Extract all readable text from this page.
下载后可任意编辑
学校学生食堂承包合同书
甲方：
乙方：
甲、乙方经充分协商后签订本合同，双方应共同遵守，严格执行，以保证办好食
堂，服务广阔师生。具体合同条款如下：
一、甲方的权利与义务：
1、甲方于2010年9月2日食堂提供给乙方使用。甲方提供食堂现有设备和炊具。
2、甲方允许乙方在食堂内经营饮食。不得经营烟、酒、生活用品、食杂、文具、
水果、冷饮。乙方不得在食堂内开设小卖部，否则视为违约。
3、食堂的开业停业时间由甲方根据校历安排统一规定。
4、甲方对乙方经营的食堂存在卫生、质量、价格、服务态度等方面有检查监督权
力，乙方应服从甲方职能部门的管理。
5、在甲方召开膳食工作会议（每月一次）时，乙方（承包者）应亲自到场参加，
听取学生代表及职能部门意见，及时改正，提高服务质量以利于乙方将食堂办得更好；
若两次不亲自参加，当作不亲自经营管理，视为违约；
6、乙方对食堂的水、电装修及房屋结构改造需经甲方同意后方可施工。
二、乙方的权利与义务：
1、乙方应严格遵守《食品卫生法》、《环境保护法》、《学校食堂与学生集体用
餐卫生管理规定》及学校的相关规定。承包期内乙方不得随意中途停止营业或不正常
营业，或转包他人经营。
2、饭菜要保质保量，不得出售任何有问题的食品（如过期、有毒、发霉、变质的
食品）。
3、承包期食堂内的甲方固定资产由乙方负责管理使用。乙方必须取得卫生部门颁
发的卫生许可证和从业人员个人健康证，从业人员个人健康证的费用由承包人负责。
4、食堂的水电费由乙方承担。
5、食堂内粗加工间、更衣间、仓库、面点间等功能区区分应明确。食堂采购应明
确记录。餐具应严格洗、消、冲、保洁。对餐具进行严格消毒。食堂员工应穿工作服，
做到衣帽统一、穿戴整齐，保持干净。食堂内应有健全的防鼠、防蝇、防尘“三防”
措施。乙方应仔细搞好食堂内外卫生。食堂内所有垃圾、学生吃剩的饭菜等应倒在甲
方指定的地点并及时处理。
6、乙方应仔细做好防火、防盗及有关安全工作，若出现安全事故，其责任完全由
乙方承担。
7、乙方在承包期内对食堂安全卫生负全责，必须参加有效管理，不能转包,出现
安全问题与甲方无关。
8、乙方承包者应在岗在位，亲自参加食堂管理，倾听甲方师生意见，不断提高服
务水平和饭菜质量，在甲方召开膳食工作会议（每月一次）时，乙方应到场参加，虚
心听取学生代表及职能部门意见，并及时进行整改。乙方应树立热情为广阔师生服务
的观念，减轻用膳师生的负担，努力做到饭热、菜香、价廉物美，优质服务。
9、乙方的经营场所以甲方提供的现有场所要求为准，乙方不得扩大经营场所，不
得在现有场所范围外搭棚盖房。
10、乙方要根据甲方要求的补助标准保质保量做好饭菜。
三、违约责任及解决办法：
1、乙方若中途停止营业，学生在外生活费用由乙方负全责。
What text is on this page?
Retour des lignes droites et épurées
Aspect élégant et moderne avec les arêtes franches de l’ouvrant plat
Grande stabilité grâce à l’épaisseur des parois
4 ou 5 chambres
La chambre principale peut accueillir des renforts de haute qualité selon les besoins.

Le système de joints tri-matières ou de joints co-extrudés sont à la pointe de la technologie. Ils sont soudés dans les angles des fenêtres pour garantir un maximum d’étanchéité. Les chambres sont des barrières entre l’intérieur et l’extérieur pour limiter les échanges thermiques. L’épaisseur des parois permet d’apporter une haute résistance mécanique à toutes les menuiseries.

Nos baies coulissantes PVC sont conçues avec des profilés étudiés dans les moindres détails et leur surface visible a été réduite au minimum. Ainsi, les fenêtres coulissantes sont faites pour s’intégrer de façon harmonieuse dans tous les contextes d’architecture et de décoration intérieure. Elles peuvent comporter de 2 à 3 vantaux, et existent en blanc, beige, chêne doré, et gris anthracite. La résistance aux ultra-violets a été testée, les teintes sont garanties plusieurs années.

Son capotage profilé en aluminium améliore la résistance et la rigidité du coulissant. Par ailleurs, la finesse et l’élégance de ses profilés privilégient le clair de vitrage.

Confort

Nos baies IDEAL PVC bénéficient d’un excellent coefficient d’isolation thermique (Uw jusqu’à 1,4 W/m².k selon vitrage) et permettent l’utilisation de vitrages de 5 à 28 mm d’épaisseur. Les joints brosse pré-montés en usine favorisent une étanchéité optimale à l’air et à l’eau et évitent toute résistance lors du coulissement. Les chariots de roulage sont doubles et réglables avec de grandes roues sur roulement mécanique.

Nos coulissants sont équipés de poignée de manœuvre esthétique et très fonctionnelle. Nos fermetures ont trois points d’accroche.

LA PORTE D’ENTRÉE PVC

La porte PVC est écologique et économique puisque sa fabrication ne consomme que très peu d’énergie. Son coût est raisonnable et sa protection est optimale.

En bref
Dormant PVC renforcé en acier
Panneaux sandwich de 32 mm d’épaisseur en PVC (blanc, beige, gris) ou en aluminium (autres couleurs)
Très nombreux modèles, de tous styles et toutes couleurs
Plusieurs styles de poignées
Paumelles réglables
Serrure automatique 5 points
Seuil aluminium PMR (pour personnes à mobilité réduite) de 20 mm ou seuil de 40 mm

### [Task to complete]
Say how many lines in the listing above include "beige". Give nothing but the number.

### [Solution for this task]
2